Written exercise
Below are the records; collect from them each line containing the string "절벽참고".

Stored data
* Begin *
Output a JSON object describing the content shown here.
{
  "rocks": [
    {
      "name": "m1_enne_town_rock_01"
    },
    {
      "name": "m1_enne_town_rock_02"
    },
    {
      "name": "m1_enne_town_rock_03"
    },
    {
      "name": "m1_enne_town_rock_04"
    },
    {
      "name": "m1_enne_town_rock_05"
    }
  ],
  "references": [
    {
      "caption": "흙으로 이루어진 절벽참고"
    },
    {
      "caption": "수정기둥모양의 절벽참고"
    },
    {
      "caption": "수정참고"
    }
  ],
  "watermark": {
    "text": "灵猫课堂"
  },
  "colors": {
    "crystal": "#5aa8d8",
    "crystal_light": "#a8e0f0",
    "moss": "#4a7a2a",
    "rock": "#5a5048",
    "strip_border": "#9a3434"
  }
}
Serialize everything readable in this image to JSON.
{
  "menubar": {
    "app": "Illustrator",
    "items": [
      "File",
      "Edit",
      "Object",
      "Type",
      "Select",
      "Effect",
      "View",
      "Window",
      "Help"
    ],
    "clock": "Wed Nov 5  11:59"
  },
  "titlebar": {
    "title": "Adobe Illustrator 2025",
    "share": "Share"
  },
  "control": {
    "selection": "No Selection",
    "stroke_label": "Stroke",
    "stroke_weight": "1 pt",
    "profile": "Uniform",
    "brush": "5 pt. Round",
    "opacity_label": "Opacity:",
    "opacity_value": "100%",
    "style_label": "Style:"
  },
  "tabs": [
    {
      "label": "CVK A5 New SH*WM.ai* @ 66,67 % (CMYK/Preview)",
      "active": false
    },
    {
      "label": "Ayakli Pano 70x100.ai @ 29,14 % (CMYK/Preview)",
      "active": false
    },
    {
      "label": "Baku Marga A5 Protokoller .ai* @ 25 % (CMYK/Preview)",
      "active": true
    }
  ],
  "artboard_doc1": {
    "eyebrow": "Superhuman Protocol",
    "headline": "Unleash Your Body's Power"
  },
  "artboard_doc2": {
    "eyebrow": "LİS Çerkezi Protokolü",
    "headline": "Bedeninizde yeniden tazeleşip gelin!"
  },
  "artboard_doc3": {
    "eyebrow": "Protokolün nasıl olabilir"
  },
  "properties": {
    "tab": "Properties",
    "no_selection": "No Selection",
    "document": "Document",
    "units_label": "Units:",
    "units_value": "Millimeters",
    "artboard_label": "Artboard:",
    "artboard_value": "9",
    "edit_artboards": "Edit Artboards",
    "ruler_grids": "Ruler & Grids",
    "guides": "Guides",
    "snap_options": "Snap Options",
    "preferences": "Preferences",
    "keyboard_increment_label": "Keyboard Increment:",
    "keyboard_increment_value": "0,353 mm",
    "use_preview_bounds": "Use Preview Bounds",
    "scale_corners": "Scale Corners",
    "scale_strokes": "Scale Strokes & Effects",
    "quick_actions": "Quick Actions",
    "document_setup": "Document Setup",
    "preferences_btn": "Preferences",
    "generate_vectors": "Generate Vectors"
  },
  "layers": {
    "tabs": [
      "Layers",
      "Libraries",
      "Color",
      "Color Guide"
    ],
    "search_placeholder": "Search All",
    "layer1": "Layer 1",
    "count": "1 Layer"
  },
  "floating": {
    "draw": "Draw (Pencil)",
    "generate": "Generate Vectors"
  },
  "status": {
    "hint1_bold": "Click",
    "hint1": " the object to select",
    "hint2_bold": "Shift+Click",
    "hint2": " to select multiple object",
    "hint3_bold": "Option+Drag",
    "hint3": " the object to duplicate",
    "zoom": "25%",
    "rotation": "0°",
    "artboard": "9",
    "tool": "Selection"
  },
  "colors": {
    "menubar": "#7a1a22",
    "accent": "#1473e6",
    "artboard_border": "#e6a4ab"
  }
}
* End *
Answer below
      "caption": "흙으로 이루어진 절벽참고"
      "caption": "수정기둥모양의 절벽참고"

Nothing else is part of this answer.